(DIRECTIONS): Identify the lines holding "Федеральной" and copy them.

(Saved data entries)
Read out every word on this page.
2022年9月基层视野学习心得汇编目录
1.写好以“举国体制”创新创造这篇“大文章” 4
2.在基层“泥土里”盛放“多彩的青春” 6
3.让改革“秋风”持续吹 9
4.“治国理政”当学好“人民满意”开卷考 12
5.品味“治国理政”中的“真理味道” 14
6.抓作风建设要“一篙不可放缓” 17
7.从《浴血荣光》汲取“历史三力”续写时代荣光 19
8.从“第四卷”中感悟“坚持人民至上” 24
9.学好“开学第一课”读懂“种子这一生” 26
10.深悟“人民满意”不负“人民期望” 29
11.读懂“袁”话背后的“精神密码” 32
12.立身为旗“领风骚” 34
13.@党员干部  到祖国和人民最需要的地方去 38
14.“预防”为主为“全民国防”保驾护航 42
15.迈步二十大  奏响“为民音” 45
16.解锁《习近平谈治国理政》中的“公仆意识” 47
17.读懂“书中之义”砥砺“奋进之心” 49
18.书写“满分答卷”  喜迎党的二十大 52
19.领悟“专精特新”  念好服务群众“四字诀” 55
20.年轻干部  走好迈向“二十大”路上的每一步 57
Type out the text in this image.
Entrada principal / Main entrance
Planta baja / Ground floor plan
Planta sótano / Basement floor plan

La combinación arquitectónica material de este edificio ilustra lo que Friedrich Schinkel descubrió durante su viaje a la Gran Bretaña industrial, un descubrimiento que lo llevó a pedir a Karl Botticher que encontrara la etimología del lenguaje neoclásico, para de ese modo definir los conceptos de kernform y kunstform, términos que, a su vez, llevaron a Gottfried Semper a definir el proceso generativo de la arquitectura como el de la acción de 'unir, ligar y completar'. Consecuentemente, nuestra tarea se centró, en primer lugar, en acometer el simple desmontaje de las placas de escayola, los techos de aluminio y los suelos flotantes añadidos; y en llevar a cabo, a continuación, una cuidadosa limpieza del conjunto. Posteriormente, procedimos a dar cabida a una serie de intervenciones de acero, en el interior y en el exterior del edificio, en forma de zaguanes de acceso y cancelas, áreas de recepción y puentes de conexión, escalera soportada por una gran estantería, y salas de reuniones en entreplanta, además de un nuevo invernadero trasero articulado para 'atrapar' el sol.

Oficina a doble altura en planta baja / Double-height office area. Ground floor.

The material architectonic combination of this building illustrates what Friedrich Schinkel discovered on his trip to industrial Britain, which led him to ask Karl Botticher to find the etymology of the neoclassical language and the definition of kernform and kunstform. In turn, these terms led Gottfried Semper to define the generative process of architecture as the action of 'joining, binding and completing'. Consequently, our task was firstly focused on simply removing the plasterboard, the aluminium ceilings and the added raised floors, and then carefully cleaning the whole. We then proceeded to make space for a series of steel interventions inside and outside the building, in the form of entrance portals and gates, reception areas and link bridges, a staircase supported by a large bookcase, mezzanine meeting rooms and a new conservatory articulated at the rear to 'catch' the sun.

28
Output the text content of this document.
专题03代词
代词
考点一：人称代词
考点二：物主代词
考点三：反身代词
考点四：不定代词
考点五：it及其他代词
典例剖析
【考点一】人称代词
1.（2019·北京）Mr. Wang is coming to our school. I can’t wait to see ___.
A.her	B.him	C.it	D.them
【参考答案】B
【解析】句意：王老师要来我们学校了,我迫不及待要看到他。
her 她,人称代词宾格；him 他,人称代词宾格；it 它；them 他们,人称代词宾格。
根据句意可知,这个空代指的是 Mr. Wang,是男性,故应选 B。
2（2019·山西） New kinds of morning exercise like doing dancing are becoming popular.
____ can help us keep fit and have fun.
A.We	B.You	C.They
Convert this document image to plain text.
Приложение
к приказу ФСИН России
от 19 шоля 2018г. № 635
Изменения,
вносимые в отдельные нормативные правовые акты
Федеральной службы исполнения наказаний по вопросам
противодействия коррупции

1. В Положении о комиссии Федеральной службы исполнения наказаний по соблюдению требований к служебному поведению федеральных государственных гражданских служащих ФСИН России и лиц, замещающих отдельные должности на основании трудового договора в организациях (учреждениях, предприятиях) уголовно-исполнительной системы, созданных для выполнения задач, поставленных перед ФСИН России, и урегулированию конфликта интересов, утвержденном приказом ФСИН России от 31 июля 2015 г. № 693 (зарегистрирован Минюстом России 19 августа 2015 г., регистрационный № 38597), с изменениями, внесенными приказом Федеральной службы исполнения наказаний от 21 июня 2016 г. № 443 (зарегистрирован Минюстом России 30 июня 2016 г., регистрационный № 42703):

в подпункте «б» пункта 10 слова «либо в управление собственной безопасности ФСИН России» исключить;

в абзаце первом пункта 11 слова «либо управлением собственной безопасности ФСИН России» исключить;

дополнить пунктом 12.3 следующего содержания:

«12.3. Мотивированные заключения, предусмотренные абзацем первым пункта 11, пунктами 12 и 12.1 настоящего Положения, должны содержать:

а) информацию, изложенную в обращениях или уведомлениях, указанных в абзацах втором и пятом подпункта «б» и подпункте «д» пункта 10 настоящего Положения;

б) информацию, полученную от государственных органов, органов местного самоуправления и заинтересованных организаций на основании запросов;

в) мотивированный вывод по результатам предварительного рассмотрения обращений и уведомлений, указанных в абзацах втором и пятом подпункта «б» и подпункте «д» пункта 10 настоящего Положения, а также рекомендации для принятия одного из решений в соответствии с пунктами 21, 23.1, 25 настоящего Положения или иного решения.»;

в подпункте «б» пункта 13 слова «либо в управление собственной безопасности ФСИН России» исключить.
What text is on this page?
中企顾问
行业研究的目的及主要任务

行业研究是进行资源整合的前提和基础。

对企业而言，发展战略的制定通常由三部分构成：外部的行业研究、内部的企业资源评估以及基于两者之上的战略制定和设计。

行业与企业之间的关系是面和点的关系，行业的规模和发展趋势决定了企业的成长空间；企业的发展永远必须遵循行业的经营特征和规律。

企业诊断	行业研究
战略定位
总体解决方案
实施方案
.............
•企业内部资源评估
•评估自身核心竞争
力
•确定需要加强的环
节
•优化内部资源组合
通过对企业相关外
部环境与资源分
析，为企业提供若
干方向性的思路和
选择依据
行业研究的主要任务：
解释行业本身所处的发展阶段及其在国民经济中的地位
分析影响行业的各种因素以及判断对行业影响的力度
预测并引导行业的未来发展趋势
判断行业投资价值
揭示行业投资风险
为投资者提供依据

(FINISHED EXERCISE):
Федеральной службы исполнения наказаний по вопросам
1. В Положении о комиссии Федеральной службы исполнения наказаний по соблюдению требований к служебному поведению федеральных государственных гражданских служащих ФСИН России и лиц, замещающих отдельные должности на основании трудового договора в организациях (учреждениях, предприятиях) уголовно-исполнительной системы, созданных для выполнения задач, поставленных перед ФСИН России, и урегулированию конфликта интересов, утвержденном приказом ФСИН России от 31 июля 2015 г. № 693 (зарегистрирован Минюстом России 19 августа 2015 г., регистрационный № 38597), с изменениями, внесенными приказом Федеральной службы исполнения наказаний от 21 июня 2016 г. № 443 (зарегистрирован Минюстом России 30 июня 2016 г., регистрационный № 42703):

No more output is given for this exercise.